YOUR GOAL — Look through the material below. Copy each line that contains the string "チャット".

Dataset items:
········

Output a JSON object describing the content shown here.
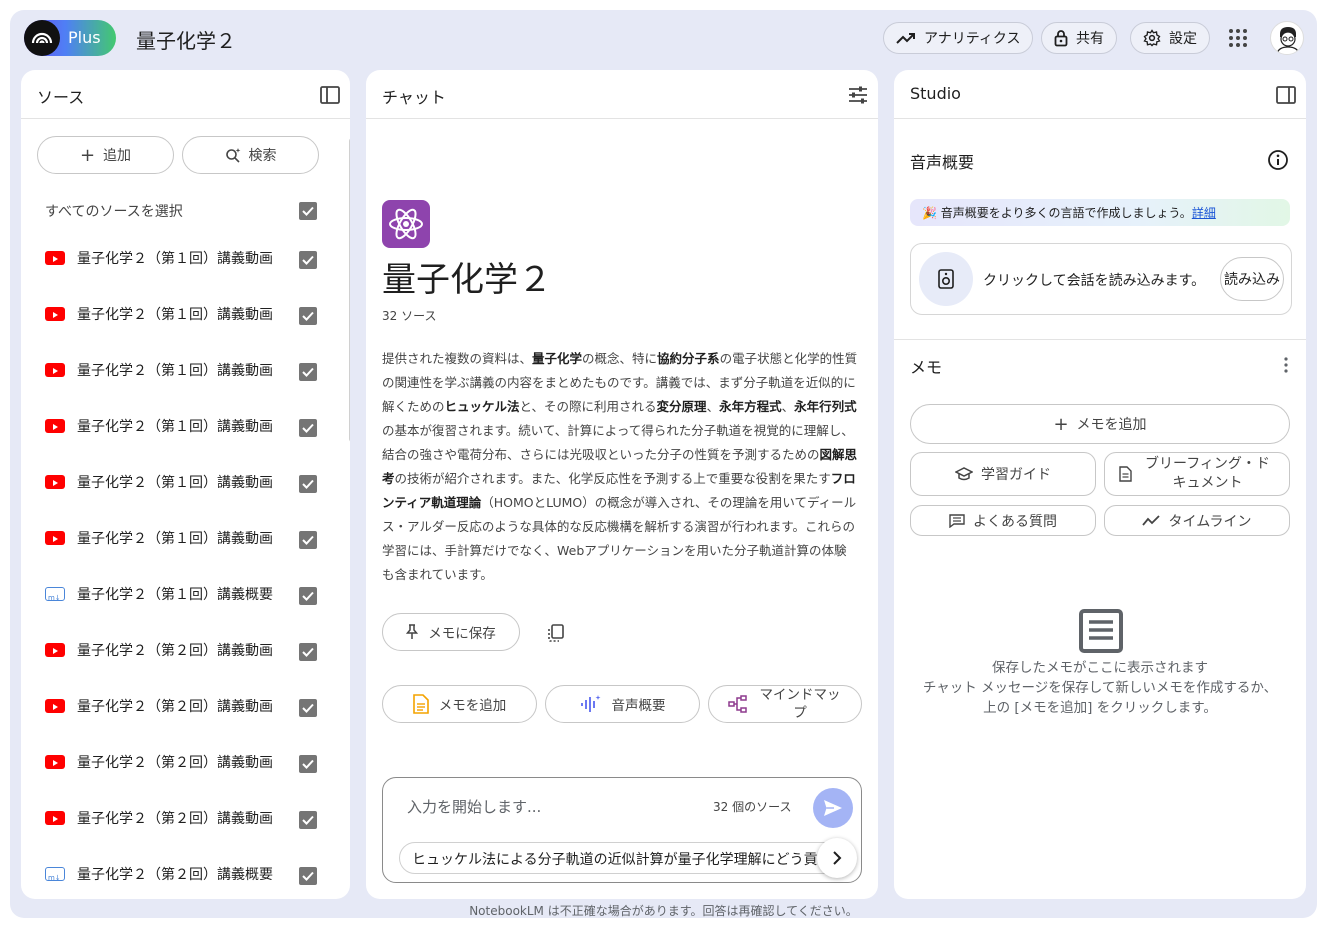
{
  "app": {
    "plan_badge": "Plus",
    "notebook_title": "量子化学２"
  },
  "topbar": {
    "analytics_label": "アナリティクス",
    "share_label": "共有",
    "settings_label": "設定"
  },
  "sources": {
    "title": "ソース",
    "add_label": "追加",
    "search_label": "検索",
    "select_all_label": "すべてのソースを選択",
    "items": [
      {
        "type": "youtube",
        "label": "量子化学２（第１回）講義動画"
      },
      {
        "type": "youtube",
        "label": "量子化学２（第１回）講義動画"
      },
      {
        "type": "youtube",
        "label": "量子化学２（第１回）講義動画"
      },
      {
        "type": "youtube",
        "label": "量子化学２（第１回）講義動画"
      },
      {
        "type": "youtube",
        "label": "量子化学２（第１回）講義動画"
      },
      {
        "type": "youtube",
        "label": "量子化学２（第１回）講義動画"
      },
      {
        "type": "markdown",
        "label": "量子化学２（第１回）講義概要"
      },
      {
        "type": "youtube",
        "label": "量子化学２（第２回）講義動画"
      },
      {
        "type": "youtube",
        "label": "量子化学２（第２回）講義動画"
      },
      {
        "type": "youtube",
        "label": "量子化学２（第２回）講義動画"
      },
      {
        "type": "youtube",
        "label": "量子化学２（第２回）講義動画"
      },
      {
        "type": "markdown",
        "label": "量子化学２（第２回）講義概要"
      }
    ]
  },
  "chat": {
    "title": "チャット",
    "notebook_title": "量子化学２",
    "source_count": "32 ソース",
    "summary_parts": [
      {
        "t": "提供された複数の資料は、",
        "b": false
      },
      {
        "t": "量子化学",
        "b": true
      },
      {
        "t": "の概念、特に",
        "b": false
      },
      {
        "t": "協約分子系",
        "b": true
      },
      {
        "t": "の電子状態と化学的性質の関連性を学ぶ講義の内容をまとめたものです。講義では、まず分子軌道を近似的に解くための",
        "b": false
      },
      {
        "t": "ヒュッケル法",
        "b": true
      },
      {
        "t": "と、その際に利用される",
        "b": false
      },
      {
        "t": "変分原理",
        "b": true
      },
      {
        "t": "、",
        "b": false
      },
      {
        "t": "永年方程式",
        "b": true
      },
      {
        "t": "、",
        "b": false
      },
      {
        "t": "永年行列式",
        "b": true
      },
      {
        "t": "の基本が復習されます。続いて、計算によって得られた分子軌道を視覚的に理解し、結合の強さや電荷分布、さらには光吸収といった分子の性質を予測するための",
        "b": false
      },
      {
        "t": "図解思考",
        "b": true
      },
      {
        "t": "の技術が紹介されます。また、化学反応性を予測する上で重要な役割を果たす",
        "b": false
      },
      {
        "t": "フロンティア軌道理論",
        "b": true
      },
      {
        "t": "（HOMOとLUMO）の概念が導入され、その理論を用いてディールス・アルダー反応のような具体的な反応機構を解析する演習が行われます。これらの学習には、手計算だけでなく、Webアプリケーションを用いた分子軌道計算の体験も含まれています。",
        "b": false
      }
    ],
    "save_to_memo_label": "メモに保存",
    "add_memo_label": "メモを追加",
    "audio_overview_label": "音声概要",
    "mindmap_label": "マインドマップ",
    "input_placeholder": "入力を開始します...",
    "input_source_count": "32 個のソース",
    "suggestion": "ヒュッケル法による分子軌道の近似計算が量子化学理解にどう貢献しますか？"
  },
  "studio": {
    "title": "Studio",
    "audio_title": "音声概要",
    "banner_text": "🎉 音声概要をより多くの言語で作成しましょう。",
    "banner_link": "詳細",
    "audio_card_text": "クリックして会話を読み込みます。",
    "load_label": "読み込み",
    "memo_title": "メモ",
    "add_memo_label": "メモを追加",
    "study_guide_label": "学習ガイド",
    "briefing_label": "ブリーフィング・ドキュメント",
    "faq_label": "よくある質問",
    "timeline_label": "タイムライン",
    "empty_line1": "保存したメモがここに表示されます",
    "empty_line2": "チャット メッセージを保存して新しいメモを作成するか、",
    "empty_line3": "上の [メモを追加] をクリックします。"
  },
  "footer": "NotebookLM は不正確な場合があります。回答は再確認してください。",
  "colors": {
    "window_bg": "#e6e9f6",
    "youtube_red": "#ff0000",
    "send_button": "#a4b4f5",
    "link_blue": "#1a55d6"
  }
}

········

RESULT OF THIS TASK —
    "title": "チャット",
    "empty_line2": "チャット メッセージを保存して新しいメモを作成するか、",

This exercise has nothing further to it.